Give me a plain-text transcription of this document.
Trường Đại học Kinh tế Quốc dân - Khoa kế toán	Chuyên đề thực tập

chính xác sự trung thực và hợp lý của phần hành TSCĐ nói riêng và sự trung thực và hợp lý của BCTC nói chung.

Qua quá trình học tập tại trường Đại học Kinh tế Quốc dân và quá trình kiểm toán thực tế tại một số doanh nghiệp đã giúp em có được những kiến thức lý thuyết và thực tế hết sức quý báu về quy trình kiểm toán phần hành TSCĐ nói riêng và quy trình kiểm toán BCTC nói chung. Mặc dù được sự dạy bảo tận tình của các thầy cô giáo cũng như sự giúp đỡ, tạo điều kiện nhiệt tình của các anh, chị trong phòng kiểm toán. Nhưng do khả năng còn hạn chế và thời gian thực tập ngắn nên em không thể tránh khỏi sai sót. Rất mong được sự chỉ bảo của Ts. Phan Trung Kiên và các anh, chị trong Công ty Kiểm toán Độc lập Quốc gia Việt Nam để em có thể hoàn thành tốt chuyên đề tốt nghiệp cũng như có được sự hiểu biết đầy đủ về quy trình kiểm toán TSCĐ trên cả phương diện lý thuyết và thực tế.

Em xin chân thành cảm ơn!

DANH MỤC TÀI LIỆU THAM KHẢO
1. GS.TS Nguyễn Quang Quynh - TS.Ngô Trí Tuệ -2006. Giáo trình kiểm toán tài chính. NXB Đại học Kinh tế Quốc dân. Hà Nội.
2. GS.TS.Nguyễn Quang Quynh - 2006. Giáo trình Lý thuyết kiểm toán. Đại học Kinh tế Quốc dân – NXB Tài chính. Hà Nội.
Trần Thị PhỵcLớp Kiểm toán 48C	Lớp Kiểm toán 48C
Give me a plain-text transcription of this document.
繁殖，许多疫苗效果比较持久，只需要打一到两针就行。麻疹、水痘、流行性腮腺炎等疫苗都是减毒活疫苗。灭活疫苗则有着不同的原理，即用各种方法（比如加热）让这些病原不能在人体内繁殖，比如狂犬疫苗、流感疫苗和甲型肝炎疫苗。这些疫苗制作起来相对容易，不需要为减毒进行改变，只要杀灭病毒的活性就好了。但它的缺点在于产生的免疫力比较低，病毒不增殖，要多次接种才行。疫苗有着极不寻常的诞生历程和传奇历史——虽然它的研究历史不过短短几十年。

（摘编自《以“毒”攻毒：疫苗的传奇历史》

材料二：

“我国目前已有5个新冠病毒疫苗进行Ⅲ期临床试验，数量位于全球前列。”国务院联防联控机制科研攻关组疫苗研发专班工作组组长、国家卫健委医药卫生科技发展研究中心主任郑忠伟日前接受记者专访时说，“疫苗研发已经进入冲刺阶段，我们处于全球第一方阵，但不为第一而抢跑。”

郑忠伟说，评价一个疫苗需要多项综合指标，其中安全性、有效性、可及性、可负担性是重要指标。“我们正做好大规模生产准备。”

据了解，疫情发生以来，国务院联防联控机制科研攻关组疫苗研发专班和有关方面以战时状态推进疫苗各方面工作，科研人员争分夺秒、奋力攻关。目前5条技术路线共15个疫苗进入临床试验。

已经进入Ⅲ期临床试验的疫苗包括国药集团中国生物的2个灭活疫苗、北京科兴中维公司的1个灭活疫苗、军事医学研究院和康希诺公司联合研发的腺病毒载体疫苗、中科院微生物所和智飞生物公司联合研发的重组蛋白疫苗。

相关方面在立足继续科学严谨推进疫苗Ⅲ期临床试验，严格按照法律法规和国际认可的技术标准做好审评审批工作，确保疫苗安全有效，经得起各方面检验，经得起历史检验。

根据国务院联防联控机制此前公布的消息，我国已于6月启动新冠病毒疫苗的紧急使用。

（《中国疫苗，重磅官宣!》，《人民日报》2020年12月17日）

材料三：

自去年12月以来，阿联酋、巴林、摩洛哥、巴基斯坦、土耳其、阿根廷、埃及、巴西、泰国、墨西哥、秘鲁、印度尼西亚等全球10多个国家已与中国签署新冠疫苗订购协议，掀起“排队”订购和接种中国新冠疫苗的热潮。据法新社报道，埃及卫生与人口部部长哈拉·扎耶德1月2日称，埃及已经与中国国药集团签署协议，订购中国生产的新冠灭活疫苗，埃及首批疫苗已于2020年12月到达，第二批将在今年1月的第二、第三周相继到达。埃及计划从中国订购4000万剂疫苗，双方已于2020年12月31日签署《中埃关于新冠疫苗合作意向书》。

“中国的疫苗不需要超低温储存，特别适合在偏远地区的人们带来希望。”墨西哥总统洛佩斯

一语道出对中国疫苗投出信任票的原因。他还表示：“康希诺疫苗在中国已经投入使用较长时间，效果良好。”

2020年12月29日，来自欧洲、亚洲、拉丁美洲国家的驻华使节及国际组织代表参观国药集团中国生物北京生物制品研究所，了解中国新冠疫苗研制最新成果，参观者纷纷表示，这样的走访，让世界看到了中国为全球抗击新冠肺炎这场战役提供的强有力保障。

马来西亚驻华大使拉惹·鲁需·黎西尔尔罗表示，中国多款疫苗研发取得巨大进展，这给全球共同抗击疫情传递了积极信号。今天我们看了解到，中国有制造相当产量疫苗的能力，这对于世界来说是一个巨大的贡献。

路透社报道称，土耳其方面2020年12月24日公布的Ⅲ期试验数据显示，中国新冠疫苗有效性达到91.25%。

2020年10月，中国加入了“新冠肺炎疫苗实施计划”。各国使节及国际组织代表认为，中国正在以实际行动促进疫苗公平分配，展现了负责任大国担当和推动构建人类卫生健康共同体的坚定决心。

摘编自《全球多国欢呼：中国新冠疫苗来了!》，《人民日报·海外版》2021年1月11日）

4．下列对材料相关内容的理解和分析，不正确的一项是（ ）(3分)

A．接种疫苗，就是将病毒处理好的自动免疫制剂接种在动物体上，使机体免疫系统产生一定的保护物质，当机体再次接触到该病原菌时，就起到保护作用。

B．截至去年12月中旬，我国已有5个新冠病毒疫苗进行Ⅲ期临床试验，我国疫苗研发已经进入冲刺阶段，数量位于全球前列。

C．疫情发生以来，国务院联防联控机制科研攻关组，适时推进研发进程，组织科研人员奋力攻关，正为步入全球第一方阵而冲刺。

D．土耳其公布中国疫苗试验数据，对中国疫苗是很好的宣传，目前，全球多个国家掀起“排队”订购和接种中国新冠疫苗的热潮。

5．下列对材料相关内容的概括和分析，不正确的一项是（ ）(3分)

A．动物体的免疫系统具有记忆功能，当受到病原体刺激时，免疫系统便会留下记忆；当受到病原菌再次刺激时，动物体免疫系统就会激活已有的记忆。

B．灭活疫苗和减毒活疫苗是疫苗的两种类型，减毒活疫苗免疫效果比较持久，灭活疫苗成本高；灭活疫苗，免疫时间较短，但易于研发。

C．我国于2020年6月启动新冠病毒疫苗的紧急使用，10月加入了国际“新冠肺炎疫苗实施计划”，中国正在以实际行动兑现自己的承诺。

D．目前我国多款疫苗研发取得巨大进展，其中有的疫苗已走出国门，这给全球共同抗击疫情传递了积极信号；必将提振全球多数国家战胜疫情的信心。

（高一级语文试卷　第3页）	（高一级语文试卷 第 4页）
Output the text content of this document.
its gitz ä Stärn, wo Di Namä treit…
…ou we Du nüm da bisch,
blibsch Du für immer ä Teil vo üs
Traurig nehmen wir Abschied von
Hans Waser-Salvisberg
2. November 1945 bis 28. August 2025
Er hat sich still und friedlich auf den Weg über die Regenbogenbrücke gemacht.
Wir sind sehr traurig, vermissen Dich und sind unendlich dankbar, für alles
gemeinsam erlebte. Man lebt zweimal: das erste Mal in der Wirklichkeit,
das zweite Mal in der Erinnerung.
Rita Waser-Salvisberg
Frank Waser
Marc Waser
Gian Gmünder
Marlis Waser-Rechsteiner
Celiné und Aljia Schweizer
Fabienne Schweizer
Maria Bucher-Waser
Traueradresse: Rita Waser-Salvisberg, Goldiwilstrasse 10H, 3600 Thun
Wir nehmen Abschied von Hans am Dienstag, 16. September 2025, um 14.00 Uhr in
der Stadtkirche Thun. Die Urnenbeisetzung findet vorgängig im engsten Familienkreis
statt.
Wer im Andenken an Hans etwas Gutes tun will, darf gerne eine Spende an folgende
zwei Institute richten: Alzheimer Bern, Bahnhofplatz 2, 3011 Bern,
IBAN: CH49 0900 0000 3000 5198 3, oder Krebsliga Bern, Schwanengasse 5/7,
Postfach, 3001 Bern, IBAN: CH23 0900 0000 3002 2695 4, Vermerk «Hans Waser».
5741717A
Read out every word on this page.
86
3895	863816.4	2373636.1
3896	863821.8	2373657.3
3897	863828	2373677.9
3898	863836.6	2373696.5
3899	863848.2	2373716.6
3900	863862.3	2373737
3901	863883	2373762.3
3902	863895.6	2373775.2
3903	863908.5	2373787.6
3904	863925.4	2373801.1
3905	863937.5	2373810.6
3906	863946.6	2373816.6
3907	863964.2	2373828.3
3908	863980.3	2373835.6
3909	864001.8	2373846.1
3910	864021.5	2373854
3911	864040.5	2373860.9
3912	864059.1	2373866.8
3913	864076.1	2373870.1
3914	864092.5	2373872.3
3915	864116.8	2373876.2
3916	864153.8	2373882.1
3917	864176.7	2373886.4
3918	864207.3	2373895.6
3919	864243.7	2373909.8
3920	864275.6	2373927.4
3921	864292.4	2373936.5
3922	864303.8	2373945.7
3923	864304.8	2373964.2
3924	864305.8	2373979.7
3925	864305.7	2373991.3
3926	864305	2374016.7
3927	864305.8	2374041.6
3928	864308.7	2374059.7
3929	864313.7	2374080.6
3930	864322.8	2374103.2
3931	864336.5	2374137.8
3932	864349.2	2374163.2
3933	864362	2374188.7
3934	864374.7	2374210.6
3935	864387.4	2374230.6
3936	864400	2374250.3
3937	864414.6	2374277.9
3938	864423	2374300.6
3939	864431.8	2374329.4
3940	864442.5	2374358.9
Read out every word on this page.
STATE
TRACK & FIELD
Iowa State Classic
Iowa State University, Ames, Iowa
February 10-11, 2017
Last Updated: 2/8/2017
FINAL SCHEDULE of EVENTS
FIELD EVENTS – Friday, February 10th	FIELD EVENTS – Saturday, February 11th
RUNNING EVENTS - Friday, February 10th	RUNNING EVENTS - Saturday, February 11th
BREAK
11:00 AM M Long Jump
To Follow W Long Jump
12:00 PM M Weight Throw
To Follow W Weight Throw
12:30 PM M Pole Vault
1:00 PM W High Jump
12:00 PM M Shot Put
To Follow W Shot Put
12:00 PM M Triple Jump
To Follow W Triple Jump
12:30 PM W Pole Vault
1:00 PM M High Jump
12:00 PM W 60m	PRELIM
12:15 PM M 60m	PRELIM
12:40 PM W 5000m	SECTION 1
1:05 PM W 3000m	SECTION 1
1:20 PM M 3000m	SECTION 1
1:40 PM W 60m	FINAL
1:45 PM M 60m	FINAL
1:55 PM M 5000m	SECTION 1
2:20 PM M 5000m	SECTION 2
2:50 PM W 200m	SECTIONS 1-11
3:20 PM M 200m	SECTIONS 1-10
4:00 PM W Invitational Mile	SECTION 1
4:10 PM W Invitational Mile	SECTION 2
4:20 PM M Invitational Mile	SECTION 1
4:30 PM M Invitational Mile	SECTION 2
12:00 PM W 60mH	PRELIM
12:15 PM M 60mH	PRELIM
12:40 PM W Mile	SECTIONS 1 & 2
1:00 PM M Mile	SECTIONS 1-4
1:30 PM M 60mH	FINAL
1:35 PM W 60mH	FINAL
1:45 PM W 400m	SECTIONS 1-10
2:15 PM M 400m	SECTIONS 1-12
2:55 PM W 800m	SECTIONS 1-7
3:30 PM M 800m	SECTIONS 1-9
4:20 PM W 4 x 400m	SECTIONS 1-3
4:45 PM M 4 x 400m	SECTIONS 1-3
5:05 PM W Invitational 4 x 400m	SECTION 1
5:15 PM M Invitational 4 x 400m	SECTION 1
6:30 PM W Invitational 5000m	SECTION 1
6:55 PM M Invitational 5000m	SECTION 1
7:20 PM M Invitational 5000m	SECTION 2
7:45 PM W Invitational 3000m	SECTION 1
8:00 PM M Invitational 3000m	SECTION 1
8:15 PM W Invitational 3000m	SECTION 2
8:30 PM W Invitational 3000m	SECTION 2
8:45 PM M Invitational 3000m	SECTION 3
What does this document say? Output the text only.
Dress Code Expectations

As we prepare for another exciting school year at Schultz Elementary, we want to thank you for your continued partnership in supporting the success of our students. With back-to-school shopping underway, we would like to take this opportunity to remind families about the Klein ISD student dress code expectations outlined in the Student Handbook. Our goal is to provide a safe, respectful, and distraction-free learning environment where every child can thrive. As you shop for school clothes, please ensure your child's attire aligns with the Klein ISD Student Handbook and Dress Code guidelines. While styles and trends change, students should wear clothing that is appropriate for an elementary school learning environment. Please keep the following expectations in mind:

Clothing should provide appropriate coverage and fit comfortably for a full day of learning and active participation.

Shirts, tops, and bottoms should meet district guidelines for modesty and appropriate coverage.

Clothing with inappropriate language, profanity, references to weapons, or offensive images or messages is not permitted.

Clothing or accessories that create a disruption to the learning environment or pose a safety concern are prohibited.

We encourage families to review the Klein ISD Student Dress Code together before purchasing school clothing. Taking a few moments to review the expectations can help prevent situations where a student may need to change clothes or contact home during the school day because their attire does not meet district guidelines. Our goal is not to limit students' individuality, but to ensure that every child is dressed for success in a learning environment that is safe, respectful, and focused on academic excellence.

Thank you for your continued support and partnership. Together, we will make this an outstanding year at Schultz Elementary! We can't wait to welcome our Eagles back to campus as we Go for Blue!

####################

=== Goal ===
Pick out each line containing "February" and report it.

=== Solution below ===
February 10-11, 2017
FIELD EVENTS – Friday, February 10th	FIELD EVENTS – Saturday, February 11th
RUNNING EVENTS - Friday, February 10th	RUNNING EVENTS - Saturday, February 11th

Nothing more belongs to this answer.